-- Listing start --
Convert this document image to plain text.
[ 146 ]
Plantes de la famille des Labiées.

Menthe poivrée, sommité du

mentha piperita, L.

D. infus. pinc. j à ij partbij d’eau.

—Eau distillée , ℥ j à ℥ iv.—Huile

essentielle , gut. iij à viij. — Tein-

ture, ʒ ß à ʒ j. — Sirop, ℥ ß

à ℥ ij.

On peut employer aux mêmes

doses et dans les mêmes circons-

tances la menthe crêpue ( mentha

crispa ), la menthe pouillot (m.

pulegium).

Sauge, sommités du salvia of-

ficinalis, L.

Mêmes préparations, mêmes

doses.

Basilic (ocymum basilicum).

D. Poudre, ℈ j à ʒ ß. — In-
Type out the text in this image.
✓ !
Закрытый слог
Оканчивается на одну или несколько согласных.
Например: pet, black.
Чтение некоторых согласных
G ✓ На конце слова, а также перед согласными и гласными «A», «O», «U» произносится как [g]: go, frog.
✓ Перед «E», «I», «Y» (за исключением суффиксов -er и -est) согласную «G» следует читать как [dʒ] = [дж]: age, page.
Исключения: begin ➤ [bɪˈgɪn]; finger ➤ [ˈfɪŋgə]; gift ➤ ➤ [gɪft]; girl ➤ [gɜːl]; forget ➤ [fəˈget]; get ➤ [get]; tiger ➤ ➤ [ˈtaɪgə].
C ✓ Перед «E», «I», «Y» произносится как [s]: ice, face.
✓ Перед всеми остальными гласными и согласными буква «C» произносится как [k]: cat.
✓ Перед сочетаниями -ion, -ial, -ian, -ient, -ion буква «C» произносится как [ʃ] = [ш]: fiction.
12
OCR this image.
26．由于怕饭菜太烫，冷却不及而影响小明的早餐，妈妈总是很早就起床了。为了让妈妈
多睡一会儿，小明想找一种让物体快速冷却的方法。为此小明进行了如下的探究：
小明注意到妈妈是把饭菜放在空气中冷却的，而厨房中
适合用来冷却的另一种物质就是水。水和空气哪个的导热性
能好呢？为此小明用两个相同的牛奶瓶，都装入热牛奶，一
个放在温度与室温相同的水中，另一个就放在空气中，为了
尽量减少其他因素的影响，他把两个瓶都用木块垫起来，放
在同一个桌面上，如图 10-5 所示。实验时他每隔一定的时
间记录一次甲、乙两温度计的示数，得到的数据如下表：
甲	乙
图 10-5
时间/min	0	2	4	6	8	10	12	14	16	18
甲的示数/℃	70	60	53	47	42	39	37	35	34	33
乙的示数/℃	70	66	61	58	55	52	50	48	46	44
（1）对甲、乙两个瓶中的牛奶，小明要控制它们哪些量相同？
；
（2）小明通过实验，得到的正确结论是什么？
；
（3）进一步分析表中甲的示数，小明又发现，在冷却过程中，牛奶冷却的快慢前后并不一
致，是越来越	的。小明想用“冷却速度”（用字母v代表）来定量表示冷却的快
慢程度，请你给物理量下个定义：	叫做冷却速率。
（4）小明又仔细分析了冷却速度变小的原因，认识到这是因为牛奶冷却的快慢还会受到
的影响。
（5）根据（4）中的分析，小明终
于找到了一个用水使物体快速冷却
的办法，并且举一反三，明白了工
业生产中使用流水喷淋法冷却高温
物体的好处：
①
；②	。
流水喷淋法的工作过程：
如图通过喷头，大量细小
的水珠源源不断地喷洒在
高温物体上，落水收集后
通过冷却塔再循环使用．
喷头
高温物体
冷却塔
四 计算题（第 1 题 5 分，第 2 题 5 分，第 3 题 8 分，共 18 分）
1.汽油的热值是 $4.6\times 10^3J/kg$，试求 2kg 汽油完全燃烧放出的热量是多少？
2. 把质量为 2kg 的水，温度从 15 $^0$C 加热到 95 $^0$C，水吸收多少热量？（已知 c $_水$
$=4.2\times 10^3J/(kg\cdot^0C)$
-- Listing end --
Objective: Which lines above hold the word "произносится"? Copy each of them.

Expected answer:
G ✓ На конце слова, а также перед согласными и гласными «A», «O», «U» произносится как [g]: go, frog.
C ✓ Перед «E», «I», «Y» произносится как [s]: ice, face.
✓ Перед всеми остальными гласными и согласными буква «C» произносится как [k]: cat.
✓ Перед сочетаниями -ion, -ial, -ian, -ient, -ion буква «C» произносится как [ʃ] = [ш]: fiction.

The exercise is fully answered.